* Description of the task
Every line with the word "Hourly" in it should be extracted from the data that follows.

* Dataset entries

☆ ☆ ☆ ☆ ☆ ☆ ☆

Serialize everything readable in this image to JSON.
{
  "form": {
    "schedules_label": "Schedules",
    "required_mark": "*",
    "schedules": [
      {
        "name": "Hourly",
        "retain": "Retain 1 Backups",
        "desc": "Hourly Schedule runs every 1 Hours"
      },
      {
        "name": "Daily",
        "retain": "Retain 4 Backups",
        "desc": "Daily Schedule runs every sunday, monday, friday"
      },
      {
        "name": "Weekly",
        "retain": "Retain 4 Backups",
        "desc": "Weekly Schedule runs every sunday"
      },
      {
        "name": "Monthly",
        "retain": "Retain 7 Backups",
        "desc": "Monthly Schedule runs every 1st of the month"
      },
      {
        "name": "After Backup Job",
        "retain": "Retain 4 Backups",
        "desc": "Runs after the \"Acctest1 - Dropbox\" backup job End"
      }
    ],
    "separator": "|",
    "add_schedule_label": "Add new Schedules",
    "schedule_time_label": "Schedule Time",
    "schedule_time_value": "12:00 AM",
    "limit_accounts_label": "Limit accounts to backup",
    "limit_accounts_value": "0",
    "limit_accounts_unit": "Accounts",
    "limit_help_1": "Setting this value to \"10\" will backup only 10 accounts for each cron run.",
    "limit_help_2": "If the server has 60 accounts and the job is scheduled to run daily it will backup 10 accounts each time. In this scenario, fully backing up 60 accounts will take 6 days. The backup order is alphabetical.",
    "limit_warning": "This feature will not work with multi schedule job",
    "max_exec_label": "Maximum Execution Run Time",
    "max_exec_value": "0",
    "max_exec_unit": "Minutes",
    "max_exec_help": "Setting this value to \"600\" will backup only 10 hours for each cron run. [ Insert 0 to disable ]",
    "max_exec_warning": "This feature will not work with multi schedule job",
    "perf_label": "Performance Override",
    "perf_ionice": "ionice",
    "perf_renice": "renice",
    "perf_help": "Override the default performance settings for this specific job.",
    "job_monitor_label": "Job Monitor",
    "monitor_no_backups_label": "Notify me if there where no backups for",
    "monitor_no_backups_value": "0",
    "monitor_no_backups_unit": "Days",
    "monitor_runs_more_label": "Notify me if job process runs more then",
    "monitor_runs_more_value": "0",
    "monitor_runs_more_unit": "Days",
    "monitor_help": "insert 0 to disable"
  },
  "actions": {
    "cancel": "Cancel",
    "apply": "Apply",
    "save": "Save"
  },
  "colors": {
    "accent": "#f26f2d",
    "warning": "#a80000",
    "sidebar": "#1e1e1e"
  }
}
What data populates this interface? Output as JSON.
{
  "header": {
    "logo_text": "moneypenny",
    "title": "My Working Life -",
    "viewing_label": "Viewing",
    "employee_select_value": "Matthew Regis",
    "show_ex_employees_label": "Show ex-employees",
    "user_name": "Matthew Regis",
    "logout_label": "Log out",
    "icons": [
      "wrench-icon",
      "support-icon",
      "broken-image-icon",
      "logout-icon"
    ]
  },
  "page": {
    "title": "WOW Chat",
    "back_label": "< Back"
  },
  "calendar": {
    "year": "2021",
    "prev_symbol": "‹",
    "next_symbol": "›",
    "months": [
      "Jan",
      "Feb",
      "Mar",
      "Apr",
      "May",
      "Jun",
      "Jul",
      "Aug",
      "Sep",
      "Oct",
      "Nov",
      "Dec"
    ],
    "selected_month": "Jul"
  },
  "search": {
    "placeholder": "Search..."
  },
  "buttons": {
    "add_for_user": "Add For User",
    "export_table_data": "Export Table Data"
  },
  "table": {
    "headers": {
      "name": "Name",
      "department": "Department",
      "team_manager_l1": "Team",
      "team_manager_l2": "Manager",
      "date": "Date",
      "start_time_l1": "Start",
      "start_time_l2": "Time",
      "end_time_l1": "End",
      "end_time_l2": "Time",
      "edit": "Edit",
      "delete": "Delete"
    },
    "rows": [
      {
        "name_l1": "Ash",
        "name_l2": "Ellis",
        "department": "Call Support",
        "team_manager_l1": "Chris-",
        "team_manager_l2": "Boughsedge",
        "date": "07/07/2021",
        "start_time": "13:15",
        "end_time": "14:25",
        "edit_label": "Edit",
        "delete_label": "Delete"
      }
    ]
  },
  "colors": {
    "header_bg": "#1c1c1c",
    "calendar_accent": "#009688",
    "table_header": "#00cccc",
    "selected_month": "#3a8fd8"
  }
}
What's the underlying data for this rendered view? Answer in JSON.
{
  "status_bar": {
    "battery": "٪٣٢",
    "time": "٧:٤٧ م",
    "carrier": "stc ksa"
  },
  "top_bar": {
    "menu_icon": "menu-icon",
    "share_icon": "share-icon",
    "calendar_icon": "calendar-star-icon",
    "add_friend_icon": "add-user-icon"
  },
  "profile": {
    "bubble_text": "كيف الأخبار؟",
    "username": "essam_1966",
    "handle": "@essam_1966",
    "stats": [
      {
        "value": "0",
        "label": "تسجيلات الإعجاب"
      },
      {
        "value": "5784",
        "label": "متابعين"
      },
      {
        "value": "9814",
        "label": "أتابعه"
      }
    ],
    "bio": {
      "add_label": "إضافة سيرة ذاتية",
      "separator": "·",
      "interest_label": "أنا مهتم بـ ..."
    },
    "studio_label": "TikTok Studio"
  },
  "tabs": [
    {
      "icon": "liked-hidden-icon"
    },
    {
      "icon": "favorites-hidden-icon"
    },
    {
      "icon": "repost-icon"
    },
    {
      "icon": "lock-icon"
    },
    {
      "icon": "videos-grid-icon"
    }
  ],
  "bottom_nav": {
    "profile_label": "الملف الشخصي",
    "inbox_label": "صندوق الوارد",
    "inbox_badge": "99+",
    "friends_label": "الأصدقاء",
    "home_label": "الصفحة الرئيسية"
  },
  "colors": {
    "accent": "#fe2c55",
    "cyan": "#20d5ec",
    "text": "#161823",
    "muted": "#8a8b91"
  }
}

☆ ☆ ☆ ☆ ☆ ☆ ☆

* Solution
        "name": "Hourly",
        "desc": "Hourly Schedule runs every 1 Hours"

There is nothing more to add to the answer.